Part of a data file
━━━━━━

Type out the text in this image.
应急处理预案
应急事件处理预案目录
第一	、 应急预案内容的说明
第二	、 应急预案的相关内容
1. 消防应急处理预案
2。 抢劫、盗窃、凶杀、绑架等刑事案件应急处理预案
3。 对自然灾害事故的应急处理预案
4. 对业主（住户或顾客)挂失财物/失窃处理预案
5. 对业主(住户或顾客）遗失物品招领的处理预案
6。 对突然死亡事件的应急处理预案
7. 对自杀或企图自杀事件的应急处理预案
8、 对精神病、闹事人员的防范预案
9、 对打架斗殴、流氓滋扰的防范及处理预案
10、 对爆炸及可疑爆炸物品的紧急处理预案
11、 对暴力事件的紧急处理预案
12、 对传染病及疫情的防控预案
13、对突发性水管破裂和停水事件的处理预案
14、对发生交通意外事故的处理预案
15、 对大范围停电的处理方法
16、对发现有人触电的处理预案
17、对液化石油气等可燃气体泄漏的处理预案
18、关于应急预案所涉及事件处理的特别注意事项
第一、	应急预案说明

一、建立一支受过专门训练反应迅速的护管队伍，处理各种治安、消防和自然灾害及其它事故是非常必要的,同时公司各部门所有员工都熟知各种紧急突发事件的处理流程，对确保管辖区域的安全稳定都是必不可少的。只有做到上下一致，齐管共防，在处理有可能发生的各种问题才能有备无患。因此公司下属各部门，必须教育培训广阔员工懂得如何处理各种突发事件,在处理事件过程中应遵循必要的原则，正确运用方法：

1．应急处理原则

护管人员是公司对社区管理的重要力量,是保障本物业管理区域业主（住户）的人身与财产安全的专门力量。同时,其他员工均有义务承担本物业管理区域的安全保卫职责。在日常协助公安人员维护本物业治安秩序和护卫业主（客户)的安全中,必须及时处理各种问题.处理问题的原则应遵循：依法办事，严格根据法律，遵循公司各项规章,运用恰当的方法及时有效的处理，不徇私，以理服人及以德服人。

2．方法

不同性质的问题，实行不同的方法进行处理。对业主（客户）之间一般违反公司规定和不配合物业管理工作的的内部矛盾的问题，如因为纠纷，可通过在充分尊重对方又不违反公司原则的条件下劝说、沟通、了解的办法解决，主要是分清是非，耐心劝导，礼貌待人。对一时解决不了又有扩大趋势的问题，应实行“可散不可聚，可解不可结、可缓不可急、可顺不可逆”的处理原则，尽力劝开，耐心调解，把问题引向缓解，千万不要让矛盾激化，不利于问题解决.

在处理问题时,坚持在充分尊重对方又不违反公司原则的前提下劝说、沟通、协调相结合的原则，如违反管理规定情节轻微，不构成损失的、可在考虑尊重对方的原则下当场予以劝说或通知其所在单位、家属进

━━━━━━

• EXERCISE INSTRUCTIONS:
Every record shown above must be echoed exactly.

• SOLUTION TO THIS EXERCISE:
Type out the text in this image.
应急处理预案
应急事件处理预案目录
第一	、 应急预案内容的说明
第二	、 应急预案的相关内容
1. 消防应急处理预案
2。 抢劫、盗窃、凶杀、绑架等刑事案件应急处理预案
3。 对自然灾害事故的应急处理预案
4. 对业主（住户或顾客)挂失财物/失窃处理预案
5. 对业主(住户或顾客）遗失物品招领的处理预案
6。 对突然死亡事件的应急处理预案
7. 对自杀或企图自杀事件的应急处理预案
8、 对精神病、闹事人员的防范预案
9、 对打架斗殴、流氓滋扰的防范及处理预案
10、 对爆炸及可疑爆炸物品的紧急处理预案
11、 对暴力事件的紧急处理预案
12、 对传染病及疫情的防控预案
13、对突发性水管破裂和停水事件的处理预案
14、对发生交通意外事故的处理预案
15、 对大范围停电的处理方法
16、对发现有人触电的处理预案
17、对液化石油气等可燃气体泄漏的处理预案
18、关于应急预案所涉及事件处理的特别注意事项
第一、	应急预案说明

一、建立一支受过专门训练反应迅速的护管队伍，处理各种治安、消防和自然灾害及其它事故是非常必要的,同时公司各部门所有员工都熟知各种紧急突发事件的处理流程，对确保管辖区域的安全稳定都是必不可少的。只有做到上下一致，齐管共防，在处理有可能发生的各种问题才能有备无患。因此公司下属各部门，必须教育培训广阔员工懂得如何处理各种突发事件,在处理事件过程中应遵循必要的原则，正确运用方法：

1．应急处理原则

护管人员是公司对社区管理的重要力量,是保障本物业管理区域业主（住户）的人身与财产安全的专门力量。同时,其他员工均有义务承担本物业管理区域的安全保卫职责。在日常协助公安人员维护本物业治安秩序和护卫业主（客户)的安全中,必须及时处理各种问题.处理问题的原则应遵循：依法办事，严格根据法律，遵循公司各项规章,运用恰当的方法及时有效的处理，不徇私，以理服人及以德服人。

2．方法

不同性质的问题，实行不同的方法进行处理。对业主（客户）之间一般违反公司规定和不配合物业管理工作的的内部矛盾的问题，如因为纠纷，可通过在充分尊重对方又不违反公司原则的条件下劝说、沟通、了解的办法解决，主要是分清是非，耐心劝导，礼貌待人。对一时解决不了又有扩大趋势的问题，应实行“可散不可聚，可解不可结、可缓不可急、可顺不可逆”的处理原则，尽力劝开，耐心调解，把问题引向缓解，千万不要让矛盾激化，不利于问题解决.

在处理问题时,坚持在充分尊重对方又不违反公司原则的前提下劝说、沟通、协调相结合的原则，如违反管理规定情节轻微，不构成损失的、可在考虑尊重对方的原则下当场予以劝说或通知其所在单位、家属进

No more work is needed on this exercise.